-- BEGIN Data shown --

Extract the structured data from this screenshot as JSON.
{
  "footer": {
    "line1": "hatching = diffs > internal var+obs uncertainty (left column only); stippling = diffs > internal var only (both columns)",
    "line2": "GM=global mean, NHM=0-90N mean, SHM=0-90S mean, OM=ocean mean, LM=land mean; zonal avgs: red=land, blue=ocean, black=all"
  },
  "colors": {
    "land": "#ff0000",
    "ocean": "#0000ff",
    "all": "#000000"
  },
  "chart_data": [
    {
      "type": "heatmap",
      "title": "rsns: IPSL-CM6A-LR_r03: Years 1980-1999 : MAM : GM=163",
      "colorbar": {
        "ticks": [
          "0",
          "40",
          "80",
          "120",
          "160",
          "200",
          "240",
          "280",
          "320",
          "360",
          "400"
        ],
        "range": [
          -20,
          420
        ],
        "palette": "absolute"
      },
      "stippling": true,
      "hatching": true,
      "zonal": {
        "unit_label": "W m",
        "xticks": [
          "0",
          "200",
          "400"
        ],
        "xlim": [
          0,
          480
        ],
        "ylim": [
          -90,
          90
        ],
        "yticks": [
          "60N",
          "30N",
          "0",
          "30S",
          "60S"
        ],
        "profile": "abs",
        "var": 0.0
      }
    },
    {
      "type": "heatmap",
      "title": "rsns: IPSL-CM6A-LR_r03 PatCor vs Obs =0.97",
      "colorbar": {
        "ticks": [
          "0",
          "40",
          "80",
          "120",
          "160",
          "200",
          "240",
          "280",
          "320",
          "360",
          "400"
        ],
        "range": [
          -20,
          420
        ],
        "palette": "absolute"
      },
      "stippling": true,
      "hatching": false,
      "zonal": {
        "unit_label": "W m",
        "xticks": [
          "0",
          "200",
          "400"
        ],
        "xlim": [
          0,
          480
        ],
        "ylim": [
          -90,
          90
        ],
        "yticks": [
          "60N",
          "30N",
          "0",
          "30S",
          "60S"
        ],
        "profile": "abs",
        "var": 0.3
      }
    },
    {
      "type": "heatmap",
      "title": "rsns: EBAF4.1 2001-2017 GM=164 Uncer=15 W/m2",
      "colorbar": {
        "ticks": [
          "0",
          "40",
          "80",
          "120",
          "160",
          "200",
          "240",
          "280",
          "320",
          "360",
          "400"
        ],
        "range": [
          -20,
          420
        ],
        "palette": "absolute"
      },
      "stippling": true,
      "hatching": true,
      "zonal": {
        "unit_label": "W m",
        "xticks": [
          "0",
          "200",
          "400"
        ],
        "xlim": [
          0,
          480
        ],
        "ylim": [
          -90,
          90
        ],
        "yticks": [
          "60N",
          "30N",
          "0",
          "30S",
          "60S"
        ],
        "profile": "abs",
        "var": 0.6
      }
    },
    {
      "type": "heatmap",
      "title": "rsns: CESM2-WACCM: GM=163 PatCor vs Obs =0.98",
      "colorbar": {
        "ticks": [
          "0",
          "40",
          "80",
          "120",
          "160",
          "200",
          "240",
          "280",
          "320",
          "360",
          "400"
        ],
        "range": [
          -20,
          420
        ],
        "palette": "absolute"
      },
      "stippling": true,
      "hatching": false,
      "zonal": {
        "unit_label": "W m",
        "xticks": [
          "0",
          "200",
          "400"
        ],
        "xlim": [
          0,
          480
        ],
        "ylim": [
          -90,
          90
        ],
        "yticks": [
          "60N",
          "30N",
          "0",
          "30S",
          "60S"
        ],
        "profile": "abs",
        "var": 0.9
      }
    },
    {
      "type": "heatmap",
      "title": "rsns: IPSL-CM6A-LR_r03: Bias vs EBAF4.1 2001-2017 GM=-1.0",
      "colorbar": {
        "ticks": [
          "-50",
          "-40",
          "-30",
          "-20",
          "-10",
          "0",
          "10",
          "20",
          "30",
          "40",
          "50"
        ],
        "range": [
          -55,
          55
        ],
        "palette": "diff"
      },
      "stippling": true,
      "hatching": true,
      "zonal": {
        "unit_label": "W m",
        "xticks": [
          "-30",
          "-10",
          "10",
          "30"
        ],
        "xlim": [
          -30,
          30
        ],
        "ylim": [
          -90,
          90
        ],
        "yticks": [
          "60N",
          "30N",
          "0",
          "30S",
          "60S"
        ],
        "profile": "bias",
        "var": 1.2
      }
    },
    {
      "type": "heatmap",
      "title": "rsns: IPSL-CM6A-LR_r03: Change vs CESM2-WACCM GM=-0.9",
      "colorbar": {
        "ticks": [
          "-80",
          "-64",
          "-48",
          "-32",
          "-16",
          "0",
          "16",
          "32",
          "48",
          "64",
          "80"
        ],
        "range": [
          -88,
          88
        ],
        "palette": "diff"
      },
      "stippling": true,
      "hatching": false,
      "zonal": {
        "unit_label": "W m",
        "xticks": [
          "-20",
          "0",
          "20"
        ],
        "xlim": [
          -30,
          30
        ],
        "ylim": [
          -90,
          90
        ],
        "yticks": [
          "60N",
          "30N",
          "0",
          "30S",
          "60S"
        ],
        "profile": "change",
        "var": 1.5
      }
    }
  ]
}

-- END Data shown --

• Exercise objective: Every entry must be retyped in full, exactly as given.

• Solution to the exercise:
Extract the structured data from this screenshot as JSON.
{
  "footer": {
    "line1": "hatching = diffs > internal var+obs uncertainty (left column only); stippling = diffs > internal var only (both columns)",
    "line2": "GM=global mean, NHM=0-90N mean, SHM=0-90S mean, OM=ocean mean, LM=land mean; zonal avgs: red=land, blue=ocean, black=all"
  },
  "colors": {
    "land": "#ff0000",
    "ocean": "#0000ff",
    "all": "#000000"
  },
  "chart_data": [
    {
      "type": "heatmap",
      "title": "rsns: IPSL-CM6A-LR_r03: Years 1980-1999 : MAM : GM=163",
      "colorbar": {
        "ticks": [
          "0",
          "40",
          "80",
          "120",
          "160",
          "200",
          "240",
          "280",
          "320",
          "360",
          "400"
        ],
        "range": [
          -20,
          420
        ],
        "palette": "absolute"
      },
      "stippling": true,
      "hatching": true,
      "zonal": {
        "unit_label": "W m",
        "xticks": [
          "0",
          "200",
          "400"
        ],
        "xlim": [
          0,
          480
        ],
        "ylim": [
          -90,
          90
        ],
        "yticks": [
          "60N",
          "30N",
          "0",
          "30S",
          "60S"
        ],
        "profile": "abs",
        "var": 0.0
      }
    },
    {
      "type": "heatmap",
      "title": "rsns: IPSL-CM6A-LR_r03 PatCor vs Obs =0.97",
      "colorbar": {
        "ticks": [
          "0",
          "40",
          "80",
          "120",
          "160",
          "200",
          "240",
          "280",
          "320",
          "360",
          "400"
        ],
        "range": [
          -20,
          420
        ],
        "palette": "absolute"
      },
      "stippling": true,
      "hatching": false,
      "zonal": {
        "unit_label": "W m",
        "xticks": [
          "0",
          "200",
          "400"
        ],
        "xlim": [
          0,
          480
        ],
        "ylim": [
          -90,
          90
        ],
        "yticks": [
          "60N",
          "30N",
          "0",
          "30S",
          "60S"
        ],
        "profile": "abs",
        "var": 0.3
      }
    },
    {
      "type": "heatmap",
      "title": "rsns: EBAF4.1 2001-2017 GM=164 Uncer=15 W/m2",
      "colorbar": {
        "ticks": [
          "0",
          "40",
          "80",
          "120",
          "160",
          "200",
          "240",
          "280",
          "320",
          "360",
          "400"
        ],
        "range": [
          -20,
          420
        ],
        "palette": "absolute"
      },
      "stippling": true,
      "hatching": true,
      "zonal": {
        "unit_label": "W m",
        "xticks": [
          "0",
          "200",
          "400"
        ],
        "xlim": [
          0,
          480
        ],
        "ylim": [
          -90,
          90
        ],
        "yticks": [
          "60N",
          "30N",
          "0",
          "30S",
          "60S"
        ],
        "profile": "abs",
        "var": 0.6
      }
    },
    {
      "type": "heatmap",
      "title": "rsns: CESM2-WACCM: GM=163 PatCor vs Obs =0.98",
      "colorbar": {
        "ticks": [
          "0",
          "40",
          "80",
          "120",
          "160",
          "200",
          "240",
          "280",
          "320",
          "360",
          "400"
        ],
        "range": [
          -20,
          420
        ],
        "palette": "absolute"
      },
      "stippling": true,
      "hatching": false,
      "zonal": {
        "unit_label": "W m",
        "xticks": [
          "0",
          "200",
          "400"
        ],
        "xlim": [
          0,
          480
        ],
        "ylim": [
          -90,
          90
        ],
        "yticks": [
          "60N",
          "30N",
          "0",
          "30S",
          "60S"
        ],
        "profile": "abs",
        "var": 0.9
      }
    },
    {
      "type": "heatmap",
      "title": "rsns: IPSL-CM6A-LR_r03: Bias vs EBAF4.1 2001-2017 GM=-1.0",
      "colorbar": {
        "ticks": [
          "-50",
          "-40",
          "-30",
          "-20",
          "-10",
          "0",
          "10",
          "20",
          "30",
          "40",
          "50"
        ],
        "range": [
          -55,
          55
        ],
        "palette": "diff"
      },
      "stippling": true,
      "hatching": true,
      "zonal": {
        "unit_label": "W m",
        "xticks": [
          "-30",
          "-10",
          "10",
          "30"
        ],
        "xlim": [
          -30,
          30
        ],
        "ylim": [
          -90,
          90
        ],
        "yticks": [
          "60N",
          "30N",
          "0",
          "30S",
          "60S"
        ],
        "profile": "bias",
        "var": 1.2
      }
    },
    {
      "type": "heatmap",
      "title": "rsns: IPSL-CM6A-LR_r03: Change vs CESM2-WACCM GM=-0.9",
      "colorbar": {
        "ticks": [
          "-80",
          "-64",
          "-48",
          "-32",
          "-16",
          "0",
          "16",
          "32",
          "48",
          "64",
          "80"
        ],
        "range": [
          -88,
          88
        ],
        "palette": "diff"
      },
      "stippling": true,
      "hatching": false,
      "zonal": {
        "unit_label": "W m",
        "xticks": [
          "-20",
          "0",
          "20"
        ],
        "xlim": [
          -30,
          30
        ],
        "ylim": [
          -90,
          90
        ],
        "yticks": [
          "60N",
          "30N",
          "0",
          "30S",
          "60S"
        ],
        "profile": "change",
        "var": 1.5
      }
    }
  ]
}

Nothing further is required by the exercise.